> [EXERCISE AIM]:
From the entries below, copy every line where the string "toneladas" appears.

Records from a collection of figures
<<<<

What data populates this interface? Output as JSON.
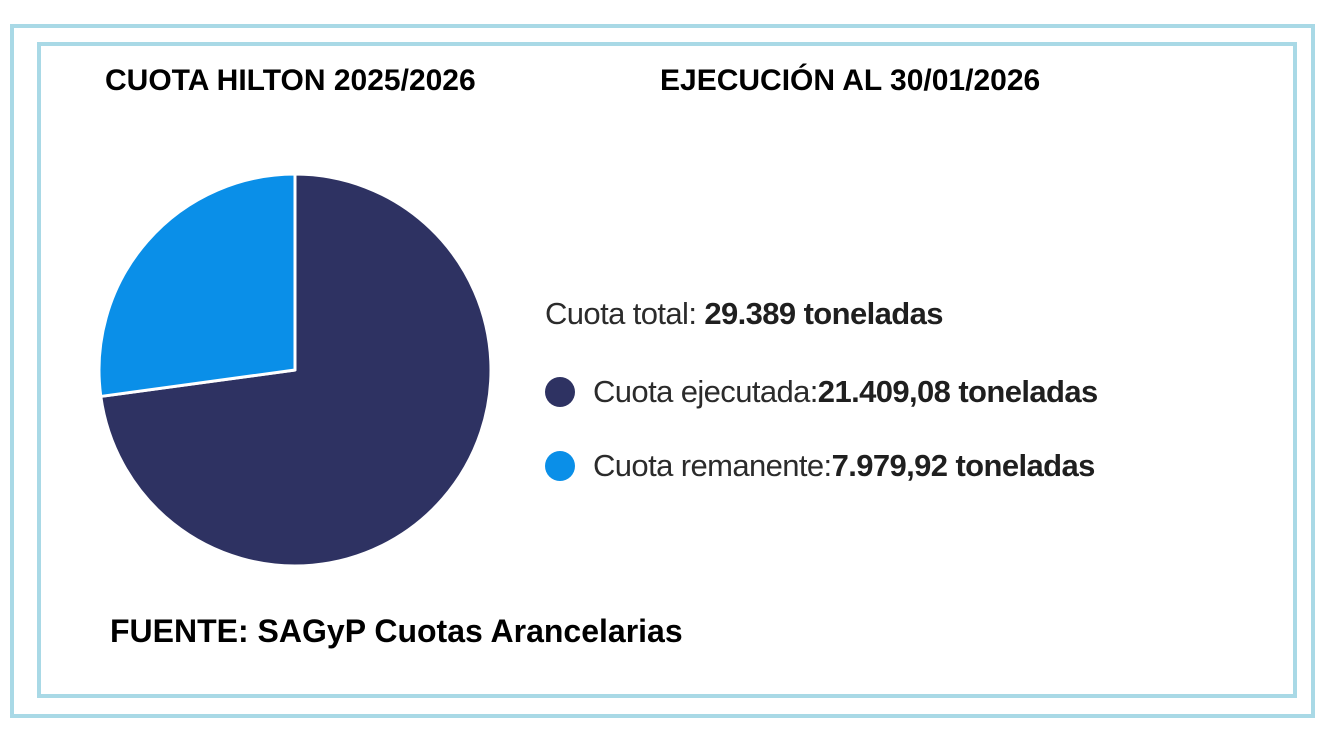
{
  "header": {
    "title_left": "CUOTA HILTON 2025/2026",
    "title_right": "EJECUCIÓN AL 30/01/2026"
  },
  "legend": {
    "total_label": "Cuota total: ",
    "total_value": "29.389 toneladas",
    "items": [
      {
        "label": "Cuota ejecutada: ",
        "value": "21.409,08 toneladas",
        "color": "#2e3262"
      },
      {
        "label": "Cuota remanente: ",
        "value": "7.979,92 toneladas",
        "color": "#0a8fe8"
      }
    ]
  },
  "source": "FUENTE: SAGyP Cuotas Arancelarias",
  "colors": {
    "frame": "#a9d9e6",
    "executed": "#2e3262",
    "remaining": "#0a8fe8"
  },
  "chart_data": {
    "type": "pie",
    "title": "CUOTA HILTON 2025/2026",
    "subtitle": "EJECUCIÓN AL 30/01/2026",
    "total": 29389,
    "categories": [
      "Cuota ejecutada",
      "Cuota remanente"
    ],
    "values": [
      21409.08,
      7979.92
    ],
    "colors": [
      "#2e3262",
      "#0a8fe8"
    ],
    "unit": "toneladas",
    "legend_position": "right"
  }
}
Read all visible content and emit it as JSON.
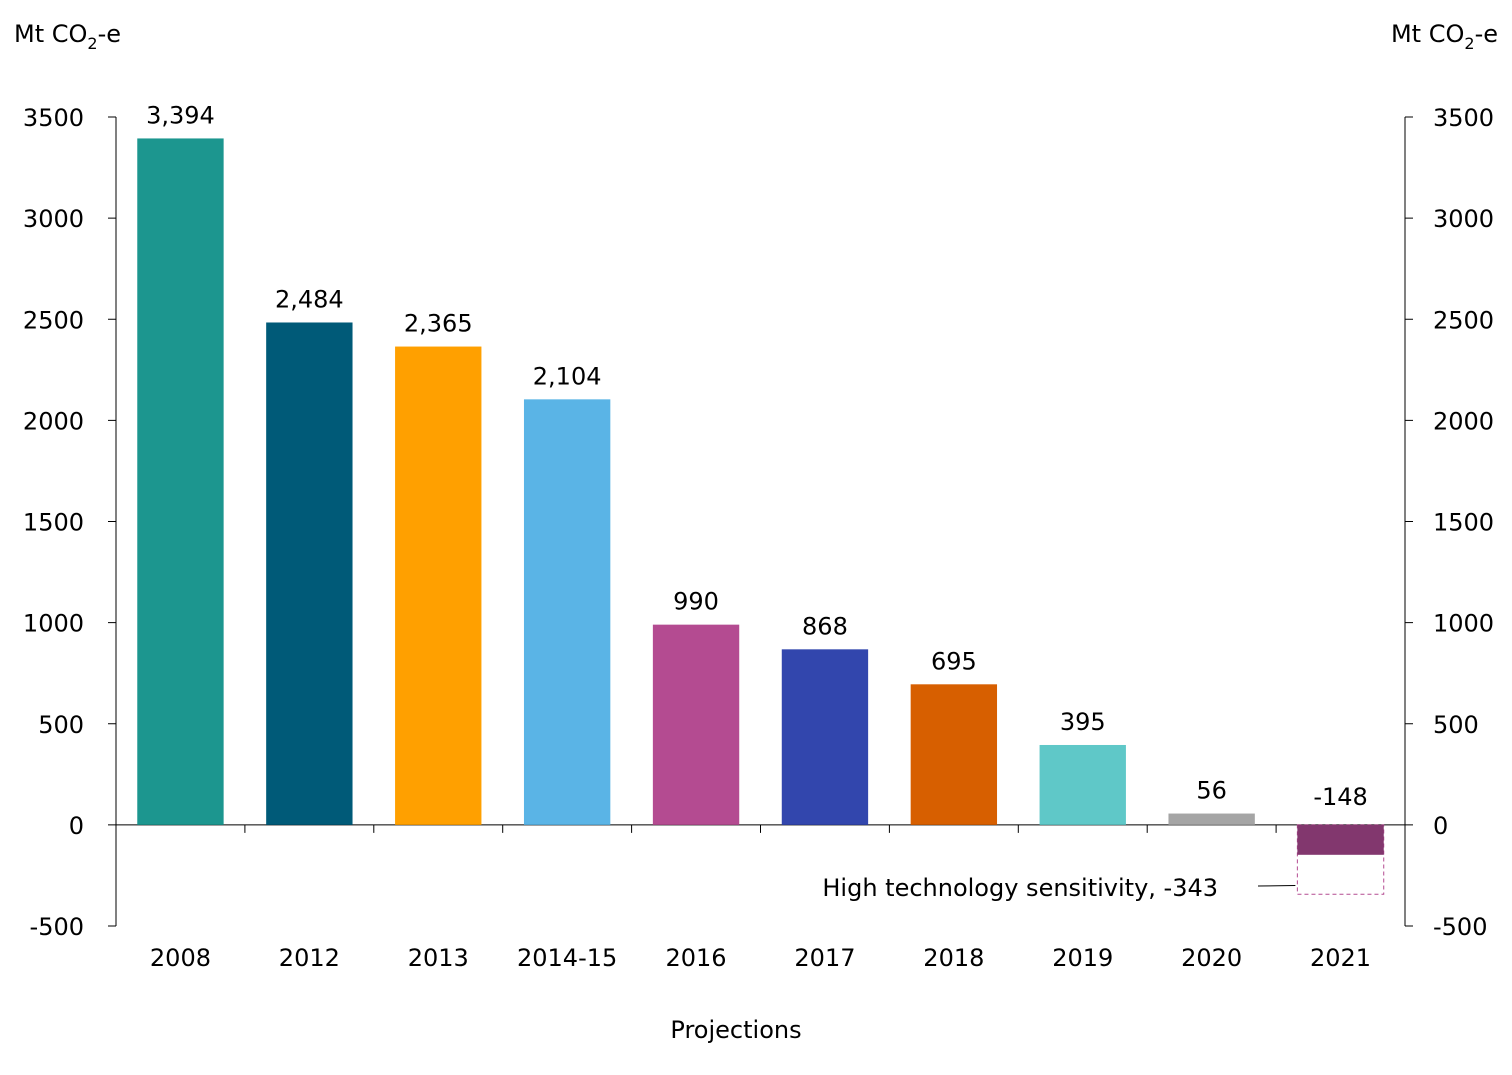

>>>>

> [TASK RESULT]:
    "total_value": "29.389 toneladas",
        "value": "21.409,08 toneladas",
        "value": "7.979,92 toneladas",
    "unit": "toneladas",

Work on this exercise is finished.